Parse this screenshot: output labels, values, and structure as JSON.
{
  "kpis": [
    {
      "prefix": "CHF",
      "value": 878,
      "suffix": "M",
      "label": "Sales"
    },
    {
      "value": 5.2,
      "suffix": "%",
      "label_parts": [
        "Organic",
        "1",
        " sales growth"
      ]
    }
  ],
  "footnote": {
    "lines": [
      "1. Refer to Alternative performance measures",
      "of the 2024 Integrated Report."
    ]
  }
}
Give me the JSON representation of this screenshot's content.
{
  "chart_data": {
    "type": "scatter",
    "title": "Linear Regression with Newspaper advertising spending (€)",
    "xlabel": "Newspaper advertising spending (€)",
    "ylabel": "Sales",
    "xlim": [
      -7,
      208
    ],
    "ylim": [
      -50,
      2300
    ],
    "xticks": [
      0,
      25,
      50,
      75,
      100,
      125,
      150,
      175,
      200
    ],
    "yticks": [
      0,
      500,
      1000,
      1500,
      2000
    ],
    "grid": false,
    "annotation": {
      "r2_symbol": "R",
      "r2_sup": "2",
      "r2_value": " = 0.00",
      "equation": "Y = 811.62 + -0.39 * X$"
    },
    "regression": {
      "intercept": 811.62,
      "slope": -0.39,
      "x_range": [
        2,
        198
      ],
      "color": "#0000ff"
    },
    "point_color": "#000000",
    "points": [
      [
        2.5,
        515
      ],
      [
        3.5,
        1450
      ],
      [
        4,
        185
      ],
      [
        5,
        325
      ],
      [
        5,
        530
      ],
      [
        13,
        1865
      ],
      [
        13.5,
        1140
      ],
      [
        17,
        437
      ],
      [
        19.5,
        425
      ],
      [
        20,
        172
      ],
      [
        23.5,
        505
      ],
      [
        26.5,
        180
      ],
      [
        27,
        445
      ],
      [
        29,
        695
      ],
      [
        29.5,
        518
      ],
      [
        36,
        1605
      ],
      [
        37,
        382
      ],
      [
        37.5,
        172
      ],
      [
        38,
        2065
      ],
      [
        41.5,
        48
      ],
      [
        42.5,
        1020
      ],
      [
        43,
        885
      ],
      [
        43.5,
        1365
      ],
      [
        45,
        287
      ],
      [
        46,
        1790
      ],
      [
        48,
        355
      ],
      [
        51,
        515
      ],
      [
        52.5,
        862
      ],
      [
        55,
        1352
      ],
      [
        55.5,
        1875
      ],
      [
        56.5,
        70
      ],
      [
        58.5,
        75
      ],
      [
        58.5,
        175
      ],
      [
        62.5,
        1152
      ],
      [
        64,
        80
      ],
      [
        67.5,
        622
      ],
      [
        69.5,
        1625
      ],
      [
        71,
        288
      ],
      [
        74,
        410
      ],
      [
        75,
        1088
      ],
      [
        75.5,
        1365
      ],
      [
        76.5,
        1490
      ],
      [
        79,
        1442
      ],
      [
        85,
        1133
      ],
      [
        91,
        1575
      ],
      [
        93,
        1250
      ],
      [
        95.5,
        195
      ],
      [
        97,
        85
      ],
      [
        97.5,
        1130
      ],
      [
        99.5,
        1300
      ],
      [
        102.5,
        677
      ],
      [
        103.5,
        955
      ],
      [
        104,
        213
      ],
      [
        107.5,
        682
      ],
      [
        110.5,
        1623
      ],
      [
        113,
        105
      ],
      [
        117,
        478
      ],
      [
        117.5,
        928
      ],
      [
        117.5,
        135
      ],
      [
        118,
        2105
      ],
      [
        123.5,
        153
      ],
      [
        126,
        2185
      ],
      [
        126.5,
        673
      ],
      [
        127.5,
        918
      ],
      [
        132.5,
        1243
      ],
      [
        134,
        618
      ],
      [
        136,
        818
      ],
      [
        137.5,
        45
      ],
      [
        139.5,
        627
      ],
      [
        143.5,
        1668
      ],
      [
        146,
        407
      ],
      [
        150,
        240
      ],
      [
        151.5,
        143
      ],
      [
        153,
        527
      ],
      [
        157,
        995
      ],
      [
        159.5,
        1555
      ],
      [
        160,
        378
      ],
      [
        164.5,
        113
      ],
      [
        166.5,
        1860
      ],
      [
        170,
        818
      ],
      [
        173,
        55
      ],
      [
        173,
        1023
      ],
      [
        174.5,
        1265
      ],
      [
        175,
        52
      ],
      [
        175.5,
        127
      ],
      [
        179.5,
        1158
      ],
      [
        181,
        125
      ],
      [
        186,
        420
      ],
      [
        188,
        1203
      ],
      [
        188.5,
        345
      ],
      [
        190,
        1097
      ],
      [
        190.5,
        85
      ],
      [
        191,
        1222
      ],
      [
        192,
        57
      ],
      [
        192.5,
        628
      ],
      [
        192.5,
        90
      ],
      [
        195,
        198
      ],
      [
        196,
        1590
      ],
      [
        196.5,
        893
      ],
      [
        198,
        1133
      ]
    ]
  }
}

###

Directions: Select from the material above each line in which the string "advertising" appears, and list those lines.

Exercise response:
    "title": "Linear Regression with Newspaper advertising spending (€)",
    "xlabel": "Newspaper advertising spending (€)",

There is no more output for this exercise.